Begin Information supplied

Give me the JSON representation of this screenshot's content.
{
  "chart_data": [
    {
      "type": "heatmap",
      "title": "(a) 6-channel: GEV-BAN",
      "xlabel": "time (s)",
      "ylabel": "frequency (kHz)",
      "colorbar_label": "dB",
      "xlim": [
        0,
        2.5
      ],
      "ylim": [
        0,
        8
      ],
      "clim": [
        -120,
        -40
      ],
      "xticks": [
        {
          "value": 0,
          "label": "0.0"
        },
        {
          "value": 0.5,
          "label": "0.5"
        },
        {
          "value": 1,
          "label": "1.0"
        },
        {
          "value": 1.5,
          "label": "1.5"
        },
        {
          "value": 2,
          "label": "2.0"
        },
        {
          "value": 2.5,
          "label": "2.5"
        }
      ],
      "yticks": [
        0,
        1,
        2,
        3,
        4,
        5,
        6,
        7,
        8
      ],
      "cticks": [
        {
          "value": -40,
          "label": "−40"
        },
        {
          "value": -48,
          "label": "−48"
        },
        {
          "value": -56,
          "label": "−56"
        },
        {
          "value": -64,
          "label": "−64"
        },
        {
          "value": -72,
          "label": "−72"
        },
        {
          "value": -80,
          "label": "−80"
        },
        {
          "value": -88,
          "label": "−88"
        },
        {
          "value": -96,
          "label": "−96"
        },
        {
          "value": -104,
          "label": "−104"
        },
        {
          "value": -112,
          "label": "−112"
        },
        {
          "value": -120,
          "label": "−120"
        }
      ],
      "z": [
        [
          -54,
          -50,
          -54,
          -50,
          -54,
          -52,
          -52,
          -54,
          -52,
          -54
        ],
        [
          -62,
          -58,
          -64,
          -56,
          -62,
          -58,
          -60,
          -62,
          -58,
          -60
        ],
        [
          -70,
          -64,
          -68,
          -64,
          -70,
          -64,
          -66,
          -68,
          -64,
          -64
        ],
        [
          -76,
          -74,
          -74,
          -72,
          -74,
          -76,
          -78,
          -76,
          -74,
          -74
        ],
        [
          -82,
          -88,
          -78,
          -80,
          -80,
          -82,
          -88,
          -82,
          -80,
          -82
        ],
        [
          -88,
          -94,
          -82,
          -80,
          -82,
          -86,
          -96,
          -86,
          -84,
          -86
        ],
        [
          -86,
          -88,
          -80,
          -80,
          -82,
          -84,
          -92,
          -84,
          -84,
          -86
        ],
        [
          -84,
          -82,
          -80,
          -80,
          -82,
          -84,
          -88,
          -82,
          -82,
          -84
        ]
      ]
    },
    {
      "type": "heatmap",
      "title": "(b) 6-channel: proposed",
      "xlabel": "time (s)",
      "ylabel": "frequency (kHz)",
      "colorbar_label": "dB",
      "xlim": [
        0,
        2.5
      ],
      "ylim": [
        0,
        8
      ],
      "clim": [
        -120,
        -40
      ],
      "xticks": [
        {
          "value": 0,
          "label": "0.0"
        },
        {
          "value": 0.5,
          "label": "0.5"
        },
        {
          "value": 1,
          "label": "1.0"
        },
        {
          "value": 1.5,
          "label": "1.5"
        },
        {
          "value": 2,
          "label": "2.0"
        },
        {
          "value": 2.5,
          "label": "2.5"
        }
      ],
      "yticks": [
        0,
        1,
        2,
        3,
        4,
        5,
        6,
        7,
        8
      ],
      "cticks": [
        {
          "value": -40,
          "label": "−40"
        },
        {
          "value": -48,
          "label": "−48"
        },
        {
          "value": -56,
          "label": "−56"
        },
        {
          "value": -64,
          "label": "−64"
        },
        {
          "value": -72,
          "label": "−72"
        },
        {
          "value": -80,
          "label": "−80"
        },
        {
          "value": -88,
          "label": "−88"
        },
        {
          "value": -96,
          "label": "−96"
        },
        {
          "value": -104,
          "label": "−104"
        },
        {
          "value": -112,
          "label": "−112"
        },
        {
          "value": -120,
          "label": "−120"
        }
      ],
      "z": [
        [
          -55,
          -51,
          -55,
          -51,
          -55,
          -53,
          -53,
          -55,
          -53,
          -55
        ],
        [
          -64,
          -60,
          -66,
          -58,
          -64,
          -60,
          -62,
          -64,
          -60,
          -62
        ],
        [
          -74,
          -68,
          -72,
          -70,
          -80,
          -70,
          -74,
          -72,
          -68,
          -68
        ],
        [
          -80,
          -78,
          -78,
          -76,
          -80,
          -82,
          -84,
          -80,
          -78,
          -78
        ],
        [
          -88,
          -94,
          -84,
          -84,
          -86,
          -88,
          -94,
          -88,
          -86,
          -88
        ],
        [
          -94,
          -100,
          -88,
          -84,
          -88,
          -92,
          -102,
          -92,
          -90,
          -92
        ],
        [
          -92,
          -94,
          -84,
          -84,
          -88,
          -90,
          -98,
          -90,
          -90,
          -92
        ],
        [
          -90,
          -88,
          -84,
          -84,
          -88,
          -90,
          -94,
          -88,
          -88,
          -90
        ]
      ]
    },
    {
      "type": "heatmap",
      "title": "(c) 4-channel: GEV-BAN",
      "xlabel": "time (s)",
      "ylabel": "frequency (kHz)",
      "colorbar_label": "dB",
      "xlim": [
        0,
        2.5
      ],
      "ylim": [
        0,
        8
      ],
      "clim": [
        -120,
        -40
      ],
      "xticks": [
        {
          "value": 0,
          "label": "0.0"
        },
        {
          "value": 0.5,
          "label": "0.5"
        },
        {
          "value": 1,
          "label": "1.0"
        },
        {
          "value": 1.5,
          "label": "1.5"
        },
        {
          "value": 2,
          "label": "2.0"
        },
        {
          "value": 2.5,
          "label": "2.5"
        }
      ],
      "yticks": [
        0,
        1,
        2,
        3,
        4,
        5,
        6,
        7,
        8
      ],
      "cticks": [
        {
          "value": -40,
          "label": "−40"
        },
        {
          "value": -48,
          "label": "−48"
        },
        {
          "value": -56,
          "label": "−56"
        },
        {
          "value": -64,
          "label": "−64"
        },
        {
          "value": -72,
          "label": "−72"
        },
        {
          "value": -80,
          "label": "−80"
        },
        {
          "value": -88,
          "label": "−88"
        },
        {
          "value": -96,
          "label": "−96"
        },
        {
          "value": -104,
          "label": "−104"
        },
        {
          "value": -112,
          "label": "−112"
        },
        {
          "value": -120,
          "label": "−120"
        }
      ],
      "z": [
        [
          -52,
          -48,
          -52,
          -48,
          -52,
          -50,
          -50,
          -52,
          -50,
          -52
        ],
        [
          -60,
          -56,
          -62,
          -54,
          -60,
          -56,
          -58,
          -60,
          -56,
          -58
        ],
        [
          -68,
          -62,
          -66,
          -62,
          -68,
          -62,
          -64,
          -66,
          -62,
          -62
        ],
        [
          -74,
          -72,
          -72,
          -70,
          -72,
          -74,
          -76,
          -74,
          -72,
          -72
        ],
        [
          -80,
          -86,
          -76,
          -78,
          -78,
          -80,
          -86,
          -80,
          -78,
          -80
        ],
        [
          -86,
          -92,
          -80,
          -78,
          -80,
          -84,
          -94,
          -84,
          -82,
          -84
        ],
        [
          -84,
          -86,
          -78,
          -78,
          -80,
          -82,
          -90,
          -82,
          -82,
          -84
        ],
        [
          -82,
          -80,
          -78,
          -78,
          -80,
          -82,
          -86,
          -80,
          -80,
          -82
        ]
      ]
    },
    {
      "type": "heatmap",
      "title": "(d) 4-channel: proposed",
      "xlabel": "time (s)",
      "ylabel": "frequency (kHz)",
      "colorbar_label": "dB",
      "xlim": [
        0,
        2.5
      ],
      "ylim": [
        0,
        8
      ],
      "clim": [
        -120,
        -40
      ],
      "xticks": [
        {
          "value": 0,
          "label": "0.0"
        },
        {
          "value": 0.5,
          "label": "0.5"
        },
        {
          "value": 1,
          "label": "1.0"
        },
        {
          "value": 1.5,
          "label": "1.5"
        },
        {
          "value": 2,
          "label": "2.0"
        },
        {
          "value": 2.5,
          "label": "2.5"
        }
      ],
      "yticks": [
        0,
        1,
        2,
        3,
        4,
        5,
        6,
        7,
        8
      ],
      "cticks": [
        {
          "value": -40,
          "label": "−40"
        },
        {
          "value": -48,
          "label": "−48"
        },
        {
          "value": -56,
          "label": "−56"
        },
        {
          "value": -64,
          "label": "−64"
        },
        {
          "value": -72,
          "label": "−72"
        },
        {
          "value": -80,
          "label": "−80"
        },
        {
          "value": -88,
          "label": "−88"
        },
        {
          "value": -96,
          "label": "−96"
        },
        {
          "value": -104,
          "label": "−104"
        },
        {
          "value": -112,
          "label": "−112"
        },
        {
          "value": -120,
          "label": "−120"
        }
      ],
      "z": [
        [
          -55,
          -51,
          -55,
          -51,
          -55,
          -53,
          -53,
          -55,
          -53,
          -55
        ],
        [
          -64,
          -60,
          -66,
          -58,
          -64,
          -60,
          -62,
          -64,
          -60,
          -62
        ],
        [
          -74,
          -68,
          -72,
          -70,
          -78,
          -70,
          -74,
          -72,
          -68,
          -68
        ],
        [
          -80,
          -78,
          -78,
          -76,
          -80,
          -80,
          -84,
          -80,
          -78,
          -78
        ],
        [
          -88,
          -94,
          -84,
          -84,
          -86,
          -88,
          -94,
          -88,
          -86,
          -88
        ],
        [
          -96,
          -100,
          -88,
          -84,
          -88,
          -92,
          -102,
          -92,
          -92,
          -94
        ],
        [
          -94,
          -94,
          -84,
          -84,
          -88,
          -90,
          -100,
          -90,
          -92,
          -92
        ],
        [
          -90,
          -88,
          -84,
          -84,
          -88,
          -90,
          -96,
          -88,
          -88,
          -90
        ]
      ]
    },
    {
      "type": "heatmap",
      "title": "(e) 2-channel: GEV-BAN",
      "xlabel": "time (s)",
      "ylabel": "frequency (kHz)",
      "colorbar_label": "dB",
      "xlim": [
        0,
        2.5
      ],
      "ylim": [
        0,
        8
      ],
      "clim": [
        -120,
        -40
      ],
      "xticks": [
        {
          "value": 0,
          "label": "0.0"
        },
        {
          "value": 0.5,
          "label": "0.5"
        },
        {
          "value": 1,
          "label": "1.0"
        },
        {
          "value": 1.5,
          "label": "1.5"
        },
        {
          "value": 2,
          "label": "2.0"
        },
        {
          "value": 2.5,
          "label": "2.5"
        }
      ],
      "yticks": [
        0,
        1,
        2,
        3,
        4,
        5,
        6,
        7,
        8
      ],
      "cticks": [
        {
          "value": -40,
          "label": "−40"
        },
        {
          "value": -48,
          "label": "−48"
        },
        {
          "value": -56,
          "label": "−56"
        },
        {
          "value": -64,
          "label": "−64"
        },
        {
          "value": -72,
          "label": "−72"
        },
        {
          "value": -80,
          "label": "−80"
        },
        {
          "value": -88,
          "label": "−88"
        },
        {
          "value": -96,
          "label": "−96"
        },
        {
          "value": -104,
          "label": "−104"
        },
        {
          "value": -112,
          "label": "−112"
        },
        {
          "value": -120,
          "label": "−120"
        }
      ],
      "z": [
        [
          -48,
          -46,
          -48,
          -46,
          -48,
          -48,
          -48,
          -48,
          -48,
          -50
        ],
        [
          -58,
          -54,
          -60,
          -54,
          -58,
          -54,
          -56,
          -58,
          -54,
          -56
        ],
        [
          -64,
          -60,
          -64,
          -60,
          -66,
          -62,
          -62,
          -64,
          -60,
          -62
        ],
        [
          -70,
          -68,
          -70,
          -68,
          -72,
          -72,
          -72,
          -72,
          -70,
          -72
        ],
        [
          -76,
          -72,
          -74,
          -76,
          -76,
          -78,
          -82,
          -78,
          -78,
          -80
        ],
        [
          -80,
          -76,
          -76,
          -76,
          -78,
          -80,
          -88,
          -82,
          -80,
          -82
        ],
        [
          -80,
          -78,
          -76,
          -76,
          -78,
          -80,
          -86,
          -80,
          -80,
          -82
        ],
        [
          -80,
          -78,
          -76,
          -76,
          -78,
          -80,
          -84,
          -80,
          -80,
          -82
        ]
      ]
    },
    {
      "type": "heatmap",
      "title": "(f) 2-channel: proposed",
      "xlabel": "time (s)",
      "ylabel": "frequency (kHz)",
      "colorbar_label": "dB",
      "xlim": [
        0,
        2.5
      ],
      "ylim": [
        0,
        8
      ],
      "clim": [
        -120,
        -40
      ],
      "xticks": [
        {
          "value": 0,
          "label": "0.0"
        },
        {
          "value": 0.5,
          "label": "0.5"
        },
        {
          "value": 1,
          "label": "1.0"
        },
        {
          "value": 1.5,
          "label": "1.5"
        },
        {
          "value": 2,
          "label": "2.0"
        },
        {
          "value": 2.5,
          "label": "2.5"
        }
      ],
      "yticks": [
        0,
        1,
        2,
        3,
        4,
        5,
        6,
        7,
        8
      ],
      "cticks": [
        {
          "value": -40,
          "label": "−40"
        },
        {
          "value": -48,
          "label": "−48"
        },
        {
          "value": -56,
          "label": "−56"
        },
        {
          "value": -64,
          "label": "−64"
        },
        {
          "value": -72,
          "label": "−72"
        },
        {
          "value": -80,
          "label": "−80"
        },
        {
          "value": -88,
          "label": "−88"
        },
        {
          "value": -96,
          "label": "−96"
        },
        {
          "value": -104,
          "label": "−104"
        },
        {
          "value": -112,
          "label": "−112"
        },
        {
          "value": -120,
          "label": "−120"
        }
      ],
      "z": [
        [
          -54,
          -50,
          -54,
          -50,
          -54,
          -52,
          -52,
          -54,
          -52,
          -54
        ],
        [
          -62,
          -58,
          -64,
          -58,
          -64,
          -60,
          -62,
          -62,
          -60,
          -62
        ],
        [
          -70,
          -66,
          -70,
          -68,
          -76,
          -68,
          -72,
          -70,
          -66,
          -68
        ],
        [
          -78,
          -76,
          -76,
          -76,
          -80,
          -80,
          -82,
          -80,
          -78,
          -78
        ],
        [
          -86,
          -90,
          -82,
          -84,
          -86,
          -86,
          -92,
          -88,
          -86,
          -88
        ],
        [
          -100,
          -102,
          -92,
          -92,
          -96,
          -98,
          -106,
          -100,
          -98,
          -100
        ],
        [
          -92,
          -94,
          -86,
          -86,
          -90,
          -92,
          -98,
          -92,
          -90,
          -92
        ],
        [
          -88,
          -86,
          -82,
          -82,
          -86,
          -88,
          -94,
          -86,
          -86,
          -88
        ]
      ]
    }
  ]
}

End Information supplied

Return each line of the listing that holds the string "proposed".

Problem solution
      "title": "(b) 6-channel: proposed",
      "title": "(d) 4-channel: proposed",
      "title": "(f) 2-channel: proposed",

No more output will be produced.